── Records provided

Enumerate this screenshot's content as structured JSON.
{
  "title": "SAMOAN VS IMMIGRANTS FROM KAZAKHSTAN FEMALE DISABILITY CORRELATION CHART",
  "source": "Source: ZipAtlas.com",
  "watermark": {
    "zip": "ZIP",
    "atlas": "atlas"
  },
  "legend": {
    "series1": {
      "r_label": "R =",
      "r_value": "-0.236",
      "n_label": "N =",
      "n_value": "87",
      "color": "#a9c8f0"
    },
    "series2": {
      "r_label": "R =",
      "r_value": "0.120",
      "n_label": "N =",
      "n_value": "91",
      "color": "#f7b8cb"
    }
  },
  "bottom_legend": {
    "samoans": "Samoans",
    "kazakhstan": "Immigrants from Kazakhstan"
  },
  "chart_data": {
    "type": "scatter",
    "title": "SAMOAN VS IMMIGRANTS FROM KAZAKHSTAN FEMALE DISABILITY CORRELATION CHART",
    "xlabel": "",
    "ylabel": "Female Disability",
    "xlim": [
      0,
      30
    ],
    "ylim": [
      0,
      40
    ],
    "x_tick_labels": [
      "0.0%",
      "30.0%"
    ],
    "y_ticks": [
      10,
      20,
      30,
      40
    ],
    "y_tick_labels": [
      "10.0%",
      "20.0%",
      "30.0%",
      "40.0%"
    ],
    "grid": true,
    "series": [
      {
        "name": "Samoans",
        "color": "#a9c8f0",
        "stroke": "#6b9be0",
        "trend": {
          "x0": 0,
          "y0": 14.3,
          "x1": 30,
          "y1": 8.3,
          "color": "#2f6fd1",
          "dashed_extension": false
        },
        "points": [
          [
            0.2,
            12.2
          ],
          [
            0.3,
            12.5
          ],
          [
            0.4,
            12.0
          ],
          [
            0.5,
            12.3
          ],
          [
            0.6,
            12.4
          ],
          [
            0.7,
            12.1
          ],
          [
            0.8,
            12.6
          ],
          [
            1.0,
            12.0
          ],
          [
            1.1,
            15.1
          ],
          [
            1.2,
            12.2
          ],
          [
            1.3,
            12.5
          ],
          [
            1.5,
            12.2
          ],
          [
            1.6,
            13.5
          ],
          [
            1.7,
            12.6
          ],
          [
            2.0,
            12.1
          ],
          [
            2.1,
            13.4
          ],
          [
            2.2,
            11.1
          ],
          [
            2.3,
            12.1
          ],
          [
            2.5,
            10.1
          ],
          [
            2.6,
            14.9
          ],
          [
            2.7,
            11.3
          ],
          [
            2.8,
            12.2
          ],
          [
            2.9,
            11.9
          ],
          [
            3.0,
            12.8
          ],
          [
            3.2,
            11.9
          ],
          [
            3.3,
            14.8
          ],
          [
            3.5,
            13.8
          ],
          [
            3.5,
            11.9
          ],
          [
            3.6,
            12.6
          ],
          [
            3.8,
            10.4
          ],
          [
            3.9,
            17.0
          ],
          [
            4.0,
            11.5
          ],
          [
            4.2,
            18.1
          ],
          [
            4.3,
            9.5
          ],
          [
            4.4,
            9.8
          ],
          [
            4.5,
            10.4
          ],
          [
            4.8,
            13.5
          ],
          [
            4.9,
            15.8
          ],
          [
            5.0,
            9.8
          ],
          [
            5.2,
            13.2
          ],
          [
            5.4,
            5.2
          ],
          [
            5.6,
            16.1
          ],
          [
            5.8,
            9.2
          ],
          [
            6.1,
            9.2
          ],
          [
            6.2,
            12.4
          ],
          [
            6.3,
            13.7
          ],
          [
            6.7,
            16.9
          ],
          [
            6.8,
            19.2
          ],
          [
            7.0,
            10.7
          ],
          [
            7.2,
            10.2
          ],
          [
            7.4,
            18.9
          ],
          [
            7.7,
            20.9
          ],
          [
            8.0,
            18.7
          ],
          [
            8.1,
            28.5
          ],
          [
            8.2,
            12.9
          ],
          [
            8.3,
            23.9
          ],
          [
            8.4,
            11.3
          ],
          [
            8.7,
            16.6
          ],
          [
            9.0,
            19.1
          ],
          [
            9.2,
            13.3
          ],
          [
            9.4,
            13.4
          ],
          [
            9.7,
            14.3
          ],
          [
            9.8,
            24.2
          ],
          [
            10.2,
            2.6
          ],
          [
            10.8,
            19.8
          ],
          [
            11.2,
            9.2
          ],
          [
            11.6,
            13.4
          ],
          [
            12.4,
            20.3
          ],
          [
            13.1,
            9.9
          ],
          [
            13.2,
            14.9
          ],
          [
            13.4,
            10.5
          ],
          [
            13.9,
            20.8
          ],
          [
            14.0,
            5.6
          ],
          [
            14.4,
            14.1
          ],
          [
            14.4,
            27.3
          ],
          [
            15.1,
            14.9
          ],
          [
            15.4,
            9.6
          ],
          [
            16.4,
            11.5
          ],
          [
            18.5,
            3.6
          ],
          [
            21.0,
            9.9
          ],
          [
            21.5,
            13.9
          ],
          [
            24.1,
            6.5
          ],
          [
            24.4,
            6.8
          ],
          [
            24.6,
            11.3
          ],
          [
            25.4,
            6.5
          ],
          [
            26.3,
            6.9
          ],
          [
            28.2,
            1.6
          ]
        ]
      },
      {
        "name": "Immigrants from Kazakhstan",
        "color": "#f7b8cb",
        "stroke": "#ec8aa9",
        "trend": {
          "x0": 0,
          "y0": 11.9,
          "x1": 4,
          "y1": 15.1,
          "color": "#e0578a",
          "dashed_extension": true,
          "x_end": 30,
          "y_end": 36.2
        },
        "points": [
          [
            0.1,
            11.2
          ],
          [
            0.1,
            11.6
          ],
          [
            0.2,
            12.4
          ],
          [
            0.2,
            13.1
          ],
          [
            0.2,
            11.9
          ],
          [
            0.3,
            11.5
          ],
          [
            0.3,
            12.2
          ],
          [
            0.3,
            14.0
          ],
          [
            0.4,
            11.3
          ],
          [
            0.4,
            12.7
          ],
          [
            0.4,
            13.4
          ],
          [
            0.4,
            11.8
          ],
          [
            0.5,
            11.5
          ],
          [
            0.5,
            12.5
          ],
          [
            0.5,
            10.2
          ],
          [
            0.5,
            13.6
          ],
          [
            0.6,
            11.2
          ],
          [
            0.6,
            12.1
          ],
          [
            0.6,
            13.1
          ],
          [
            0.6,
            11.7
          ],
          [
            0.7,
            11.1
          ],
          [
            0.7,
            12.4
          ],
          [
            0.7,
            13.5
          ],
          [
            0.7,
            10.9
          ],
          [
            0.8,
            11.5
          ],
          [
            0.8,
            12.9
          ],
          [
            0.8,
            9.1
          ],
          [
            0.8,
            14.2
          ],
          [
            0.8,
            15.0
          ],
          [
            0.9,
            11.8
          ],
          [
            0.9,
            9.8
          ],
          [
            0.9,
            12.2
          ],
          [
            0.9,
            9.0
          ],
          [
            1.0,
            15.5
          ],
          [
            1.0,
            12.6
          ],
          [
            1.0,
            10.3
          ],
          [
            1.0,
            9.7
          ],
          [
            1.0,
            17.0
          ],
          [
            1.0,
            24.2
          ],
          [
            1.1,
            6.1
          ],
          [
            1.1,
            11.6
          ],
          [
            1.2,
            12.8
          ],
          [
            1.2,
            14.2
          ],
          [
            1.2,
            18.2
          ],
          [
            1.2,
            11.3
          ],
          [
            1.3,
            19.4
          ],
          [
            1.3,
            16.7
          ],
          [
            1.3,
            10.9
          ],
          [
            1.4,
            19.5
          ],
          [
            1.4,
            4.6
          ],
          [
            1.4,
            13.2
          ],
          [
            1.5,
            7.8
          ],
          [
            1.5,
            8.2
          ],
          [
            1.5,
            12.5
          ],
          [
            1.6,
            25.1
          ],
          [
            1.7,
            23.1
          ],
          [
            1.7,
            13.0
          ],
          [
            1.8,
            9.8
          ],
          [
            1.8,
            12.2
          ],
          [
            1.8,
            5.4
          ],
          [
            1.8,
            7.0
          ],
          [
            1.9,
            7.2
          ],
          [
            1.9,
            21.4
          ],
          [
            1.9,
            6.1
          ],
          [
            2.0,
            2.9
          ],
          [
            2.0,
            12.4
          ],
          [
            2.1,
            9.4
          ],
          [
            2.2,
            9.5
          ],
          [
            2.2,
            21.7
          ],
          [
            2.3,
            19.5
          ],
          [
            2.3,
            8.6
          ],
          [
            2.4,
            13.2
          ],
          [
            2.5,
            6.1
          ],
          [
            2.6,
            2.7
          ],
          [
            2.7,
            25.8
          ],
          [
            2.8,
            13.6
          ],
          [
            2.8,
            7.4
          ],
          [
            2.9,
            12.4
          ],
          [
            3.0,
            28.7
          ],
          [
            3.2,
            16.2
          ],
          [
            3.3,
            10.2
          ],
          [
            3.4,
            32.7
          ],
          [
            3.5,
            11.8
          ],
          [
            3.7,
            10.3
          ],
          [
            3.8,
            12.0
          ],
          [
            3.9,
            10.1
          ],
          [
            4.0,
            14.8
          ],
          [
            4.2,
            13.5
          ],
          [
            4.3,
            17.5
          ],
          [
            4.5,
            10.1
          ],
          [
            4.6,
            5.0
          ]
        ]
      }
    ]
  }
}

────

Problem to work on -
Return each line in the records that holds the string "CORRELATION".

Answer -
  "title": "SAMOAN VS IMMIGRANTS FROM KAZAKHSTAN FEMALE DISABILITY CORRELATION CHART",
    "title": "SAMOAN VS IMMIGRANTS FROM KAZAKHSTAN FEMALE DISABILITY CORRELATION CHART",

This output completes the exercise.